[Dataset items]
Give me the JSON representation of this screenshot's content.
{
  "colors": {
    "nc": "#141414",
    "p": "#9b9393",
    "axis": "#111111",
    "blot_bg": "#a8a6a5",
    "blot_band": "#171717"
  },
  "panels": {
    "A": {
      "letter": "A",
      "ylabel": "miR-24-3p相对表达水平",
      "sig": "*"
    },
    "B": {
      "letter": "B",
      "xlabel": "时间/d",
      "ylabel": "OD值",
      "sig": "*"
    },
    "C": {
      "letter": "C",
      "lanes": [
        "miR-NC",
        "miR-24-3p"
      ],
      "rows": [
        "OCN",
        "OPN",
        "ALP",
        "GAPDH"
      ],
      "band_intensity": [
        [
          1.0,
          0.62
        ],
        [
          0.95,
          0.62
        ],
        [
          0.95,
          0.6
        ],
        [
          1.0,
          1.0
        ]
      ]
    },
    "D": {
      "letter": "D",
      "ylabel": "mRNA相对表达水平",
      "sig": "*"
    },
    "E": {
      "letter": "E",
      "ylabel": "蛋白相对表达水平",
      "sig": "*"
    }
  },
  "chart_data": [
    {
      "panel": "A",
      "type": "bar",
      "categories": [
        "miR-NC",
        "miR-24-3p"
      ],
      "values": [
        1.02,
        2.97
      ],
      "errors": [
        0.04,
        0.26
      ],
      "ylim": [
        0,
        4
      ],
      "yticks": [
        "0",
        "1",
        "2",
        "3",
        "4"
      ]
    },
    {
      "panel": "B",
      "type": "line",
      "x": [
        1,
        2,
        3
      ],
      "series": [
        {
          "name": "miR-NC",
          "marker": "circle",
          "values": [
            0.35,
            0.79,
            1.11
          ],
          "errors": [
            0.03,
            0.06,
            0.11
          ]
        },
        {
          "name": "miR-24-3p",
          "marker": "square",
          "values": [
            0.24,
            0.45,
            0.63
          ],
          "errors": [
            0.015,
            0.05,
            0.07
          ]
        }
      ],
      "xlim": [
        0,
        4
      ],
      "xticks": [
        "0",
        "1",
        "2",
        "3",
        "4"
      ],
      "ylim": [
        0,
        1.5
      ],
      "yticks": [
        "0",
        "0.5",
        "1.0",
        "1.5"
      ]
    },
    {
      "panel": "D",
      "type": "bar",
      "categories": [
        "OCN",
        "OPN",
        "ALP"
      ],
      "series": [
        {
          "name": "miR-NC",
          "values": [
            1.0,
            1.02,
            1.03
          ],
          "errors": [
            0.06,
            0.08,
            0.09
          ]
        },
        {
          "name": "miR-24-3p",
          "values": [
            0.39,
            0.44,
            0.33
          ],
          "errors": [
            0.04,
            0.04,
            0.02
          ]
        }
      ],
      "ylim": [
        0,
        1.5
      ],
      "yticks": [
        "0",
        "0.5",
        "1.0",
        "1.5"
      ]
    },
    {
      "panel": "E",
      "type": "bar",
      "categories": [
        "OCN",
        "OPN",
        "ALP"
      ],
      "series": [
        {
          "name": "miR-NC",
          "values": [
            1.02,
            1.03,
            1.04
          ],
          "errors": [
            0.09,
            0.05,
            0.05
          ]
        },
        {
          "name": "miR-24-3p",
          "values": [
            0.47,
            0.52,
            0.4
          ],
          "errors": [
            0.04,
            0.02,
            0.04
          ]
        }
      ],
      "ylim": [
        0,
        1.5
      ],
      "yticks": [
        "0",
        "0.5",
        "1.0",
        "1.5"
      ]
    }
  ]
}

■ The task ■
What lines above hold the word "ylabel"? List them all.

■ Problem solution ■
      "ylabel": "miR-24-3p相对表达水平",
      "ylabel": "OD值",
      "ylabel": "mRNA相对表达水平",
      "ylabel": "蛋白相对表达水平",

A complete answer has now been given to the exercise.